Assigned task 1: Can you sum up the Herschel admissions text in two sentences?
Assigned task 2: Could you update the Herschel admissions text by writing out everything from "A real 4-mile" down to "who gets in." again, with "catchment" replaced by "priority zone"?

Passage:
____________________

In plain English: Children of permanent staff who have worked at the school for at least two years before the application deadline come next — again, only if they reached the qualifying score.
What the document says: Children of permanent members of the school staff who have been continuously employed by the school for a period of not less than 2 years before the closing date for applications.
In plain English: Any places still left after the groups above, up to the PAN of 150, go to the highest-scoring qualifying children in rank order, wherever they live. Where two children share the same score, the one living closer is offered first. This is the route by which a strong scorer outside the catchment can still win a place.
What the document says: The remaining places, up to the PAN of 150, will be allocated to pupils in rank order of performance in the examination. Where multiple applicants achieve the same score, each score will be ranked in order of proximity to the school, with those living closest receiving higher priority.
Tie-breaks: Within criteria 2, 3 and 5, the closer child wins. If two children are exactly equal in distance for the final place, it is decided by independently supervised random allocation.
A real 4-mile catchment — and most places go to children inside it.
Herschel's catchment is a home address within 4 miles of the school, measured in a straight line. After children in care, qualifying children inside this circle are offered places first, nearest to the school first — so for most families the catchment decides the outcome more than the test score does. The score sets the bar (you must reach 111 to be eligible); the catchment then sorts who gets in.
The 4-mile radius is a genuine priority area, not a hard wall: once the catchment, Pupil Premium and staff groups are filled, any remaining places go to the highest scorers from anywhere. Distance is measured 'as the crow flies' from your home's front door to the school's main entrance gate using a GIS — not by walking or driving route. The circle on our map is the published 4-mile radius.
See Herschel's catchment on the GrammarBound mapInside the catchment wins; outside needs a top score.
Child A only just qualified but lives inside the 4-mile catchment, so is offered a place under criterion 2 ahead of the score-ranked group. Child B scored much higher but lives outside the catchment, so must wait for one of the remaining rank-order places — which only appear if the catchment does not fill them first. Being inside the catchment is the surest route; a very high score is the way in from outside.
You have two routes, and you can use both.

____________________

Data provided:
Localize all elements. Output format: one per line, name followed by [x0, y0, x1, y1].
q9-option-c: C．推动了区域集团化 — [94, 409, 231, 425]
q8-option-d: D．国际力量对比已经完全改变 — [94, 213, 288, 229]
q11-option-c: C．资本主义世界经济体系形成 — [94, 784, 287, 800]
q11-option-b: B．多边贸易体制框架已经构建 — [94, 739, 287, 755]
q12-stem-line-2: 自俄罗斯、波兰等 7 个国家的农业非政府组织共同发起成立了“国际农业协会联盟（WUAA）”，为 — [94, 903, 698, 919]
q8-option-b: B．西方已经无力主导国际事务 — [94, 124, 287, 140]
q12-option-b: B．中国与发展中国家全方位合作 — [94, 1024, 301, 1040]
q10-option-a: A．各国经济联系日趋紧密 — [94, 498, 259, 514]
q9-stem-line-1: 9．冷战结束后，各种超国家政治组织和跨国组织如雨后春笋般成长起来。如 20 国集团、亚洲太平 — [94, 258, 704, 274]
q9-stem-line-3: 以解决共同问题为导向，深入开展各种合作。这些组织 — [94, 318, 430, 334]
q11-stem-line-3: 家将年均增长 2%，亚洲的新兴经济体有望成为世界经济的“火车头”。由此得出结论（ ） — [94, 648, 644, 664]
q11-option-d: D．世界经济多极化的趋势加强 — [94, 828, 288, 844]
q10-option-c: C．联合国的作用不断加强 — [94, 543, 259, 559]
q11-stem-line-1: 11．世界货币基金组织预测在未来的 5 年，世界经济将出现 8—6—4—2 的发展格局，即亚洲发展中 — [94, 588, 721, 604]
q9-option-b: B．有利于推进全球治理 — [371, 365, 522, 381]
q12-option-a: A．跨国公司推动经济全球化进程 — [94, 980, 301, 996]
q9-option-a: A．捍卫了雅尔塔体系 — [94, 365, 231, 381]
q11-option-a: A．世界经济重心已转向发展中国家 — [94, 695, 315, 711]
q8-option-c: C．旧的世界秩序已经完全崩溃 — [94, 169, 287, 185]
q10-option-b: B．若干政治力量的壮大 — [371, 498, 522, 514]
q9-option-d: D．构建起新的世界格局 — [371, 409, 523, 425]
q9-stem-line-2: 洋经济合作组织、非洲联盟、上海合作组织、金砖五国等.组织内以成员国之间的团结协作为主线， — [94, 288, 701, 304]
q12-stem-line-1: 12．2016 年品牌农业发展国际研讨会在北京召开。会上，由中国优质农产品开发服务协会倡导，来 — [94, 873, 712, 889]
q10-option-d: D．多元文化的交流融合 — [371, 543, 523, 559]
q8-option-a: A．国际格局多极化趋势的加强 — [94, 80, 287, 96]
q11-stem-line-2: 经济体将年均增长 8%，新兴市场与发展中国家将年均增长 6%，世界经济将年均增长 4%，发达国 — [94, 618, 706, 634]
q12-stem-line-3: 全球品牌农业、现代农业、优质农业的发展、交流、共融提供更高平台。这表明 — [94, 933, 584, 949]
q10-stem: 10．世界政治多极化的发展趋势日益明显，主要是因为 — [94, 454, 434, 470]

____________________

Task output 1: After children in care, Herschel offers places first to children who reach the qualifying score of 111 and live within a 4-mile straight-line catchment, nearest first, ahead of other groups such as children of permanent staff employed for at least two years. Any places left, up to the PAN of 150, go to the highest-scoring qualifying children from anywhere in rank order, with ties settled by distance and, if two children are exactly equal in distance for the final place, by independently supervised random allocation.

Task output 2:
A real 4-mile priority zone — and most places go to children inside it.
Herschel's priority zone is a home address within 4 miles of the school, measured in a straight line. After children in care, qualifying children inside this circle are offered places first, nearest to the school first — so for most families the priority zone decides the outcome more than the test score does. The score sets the bar (you must reach 111 to be eligible); the priority zone then sorts who gets in.